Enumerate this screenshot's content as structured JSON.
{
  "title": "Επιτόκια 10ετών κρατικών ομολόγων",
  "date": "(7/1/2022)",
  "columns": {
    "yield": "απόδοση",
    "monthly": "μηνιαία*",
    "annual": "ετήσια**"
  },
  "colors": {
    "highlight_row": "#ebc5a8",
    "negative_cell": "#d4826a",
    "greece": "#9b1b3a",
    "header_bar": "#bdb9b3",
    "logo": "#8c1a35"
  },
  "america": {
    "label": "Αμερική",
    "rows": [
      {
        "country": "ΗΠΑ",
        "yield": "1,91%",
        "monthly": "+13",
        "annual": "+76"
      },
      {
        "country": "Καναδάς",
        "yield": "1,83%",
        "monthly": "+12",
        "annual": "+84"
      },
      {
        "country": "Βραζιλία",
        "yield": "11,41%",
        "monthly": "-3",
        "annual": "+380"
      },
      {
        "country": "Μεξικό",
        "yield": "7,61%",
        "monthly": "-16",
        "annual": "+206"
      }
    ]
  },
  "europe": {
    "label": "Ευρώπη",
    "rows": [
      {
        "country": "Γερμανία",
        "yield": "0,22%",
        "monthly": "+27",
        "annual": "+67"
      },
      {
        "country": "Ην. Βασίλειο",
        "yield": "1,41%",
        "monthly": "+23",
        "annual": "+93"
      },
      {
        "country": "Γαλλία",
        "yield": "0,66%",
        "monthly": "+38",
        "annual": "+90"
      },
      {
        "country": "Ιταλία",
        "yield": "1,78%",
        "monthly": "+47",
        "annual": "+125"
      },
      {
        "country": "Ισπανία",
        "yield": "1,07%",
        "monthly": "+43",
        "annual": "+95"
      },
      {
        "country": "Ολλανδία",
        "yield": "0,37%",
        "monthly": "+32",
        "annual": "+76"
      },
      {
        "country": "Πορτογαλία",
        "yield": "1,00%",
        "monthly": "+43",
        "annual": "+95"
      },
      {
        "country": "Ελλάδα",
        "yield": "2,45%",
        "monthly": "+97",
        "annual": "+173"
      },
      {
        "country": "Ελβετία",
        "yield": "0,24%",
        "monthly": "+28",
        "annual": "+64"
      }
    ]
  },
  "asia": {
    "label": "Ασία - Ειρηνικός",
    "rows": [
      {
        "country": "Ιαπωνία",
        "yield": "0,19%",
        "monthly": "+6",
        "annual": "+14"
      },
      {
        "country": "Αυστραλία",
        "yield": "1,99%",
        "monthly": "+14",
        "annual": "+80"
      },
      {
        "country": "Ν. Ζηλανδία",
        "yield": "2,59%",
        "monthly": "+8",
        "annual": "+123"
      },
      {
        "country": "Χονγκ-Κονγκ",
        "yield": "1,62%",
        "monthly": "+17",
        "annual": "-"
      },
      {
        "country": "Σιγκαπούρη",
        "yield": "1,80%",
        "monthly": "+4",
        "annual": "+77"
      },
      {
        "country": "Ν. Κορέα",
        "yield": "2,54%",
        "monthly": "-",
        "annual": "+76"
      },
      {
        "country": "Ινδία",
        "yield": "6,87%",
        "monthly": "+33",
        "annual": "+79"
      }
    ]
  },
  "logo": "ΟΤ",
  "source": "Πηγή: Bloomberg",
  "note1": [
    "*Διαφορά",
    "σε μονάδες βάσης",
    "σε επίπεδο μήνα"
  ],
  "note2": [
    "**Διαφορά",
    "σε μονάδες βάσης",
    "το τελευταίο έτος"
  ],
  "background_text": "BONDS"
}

────────

# CHALLENGE
Repeat the records above in full, character for character.

# EXERCISE RESPONSE
Enumerate this screenshot's content as structured JSON.
{
  "title": "Επιτόκια 10ετών κρατικών ομολόγων",
  "date": "(7/1/2022)",
  "columns": {
    "yield": "απόδοση",
    "monthly": "μηνιαία*",
    "annual": "ετήσια**"
  },
  "colors": {
    "highlight_row": "#ebc5a8",
    "negative_cell": "#d4826a",
    "greece": "#9b1b3a",
    "header_bar": "#bdb9b3",
    "logo": "#8c1a35"
  },
  "america": {
    "label": "Αμερική",
    "rows": [
      {
        "country": "ΗΠΑ",
        "yield": "1,91%",
        "monthly": "+13",
        "annual": "+76"
      },
      {
        "country": "Καναδάς",
        "yield": "1,83%",
        "monthly": "+12",
        "annual": "+84"
      },
      {
        "country": "Βραζιλία",
        "yield": "11,41%",
        "monthly": "-3",
        "annual": "+380"
      },
      {
        "country": "Μεξικό",
        "yield": "7,61%",
        "monthly": "-16",
        "annual": "+206"
      }
    ]
  },
  "europe": {
    "label": "Ευρώπη",
    "rows": [
      {
        "country": "Γερμανία",
        "yield": "0,22%",
        "monthly": "+27",
        "annual": "+67"
      },
      {
        "country": "Ην. Βασίλειο",
        "yield": "1,41%",
        "monthly": "+23",
        "annual": "+93"
      },
      {
        "country": "Γαλλία",
        "yield": "0,66%",
        "monthly": "+38",
        "annual": "+90"
      },
      {
        "country": "Ιταλία",
        "yield": "1,78%",
        "monthly": "+47",
        "annual": "+125"
      },
      {
        "country": "Ισπανία",
        "yield": "1,07%",
        "monthly": "+43",
        "annual": "+95"
      },
      {
        "country": "Ολλανδία",
        "yield": "0,37%",
        "monthly": "+32",
        "annual": "+76"
      },
      {
        "country": "Πορτογαλία",
        "yield": "1,00%",
        "monthly": "+43",
        "annual": "+95"
      },
      {
        "country": "Ελλάδα",
        "yield": "2,45%",
        "monthly": "+97",
        "annual": "+173"
      },
      {
        "country": "Ελβετία",
        "yield": "0,24%",
        "monthly": "+28",
        "annual": "+64"
      }
    ]
  },
  "asia": {
    "label": "Ασία - Ειρηνικός",
    "rows": [
      {
        "country": "Ιαπωνία",
        "yield": "0,19%",
        "monthly": "+6",
        "annual": "+14"
      },
      {
        "country": "Αυστραλία",
        "yield": "1,99%",
        "monthly": "+14",
        "annual": "+80"
      },
      {
        "country": "Ν. Ζηλανδία",
        "yield": "2,59%",
        "monthly": "+8",
        "annual": "+123"
      },
      {
        "country": "Χονγκ-Κονγκ",
        "yield": "1,62%",
        "monthly": "+17",
        "annual": "-"
      },
      {
        "country": "Σιγκαπούρη",
        "yield": "1,80%",
        "monthly": "+4",
        "annual": "+77"
      },
      {
        "country": "Ν. Κορέα",
        "yield": "2,54%",
        "monthly": "-",
        "annual": "+76"
      },
      {
        "country": "Ινδία",
        "yield": "6,87%",
        "monthly": "+33",
        "annual": "+79"
      }
    ]
  },
  "logo": "ΟΤ",
  "source": "Πηγή: Bloomberg",
  "note1": [
    "*Διαφορά",
    "σε μονάδες βάσης",
    "σε επίπεδο μήνα"
  ],
  "note2": [
    "**Διαφορά",
    "σε μονάδες βάσης",
    "το τελευταίο έτος"
  ],
  "background_text": "BONDS"
}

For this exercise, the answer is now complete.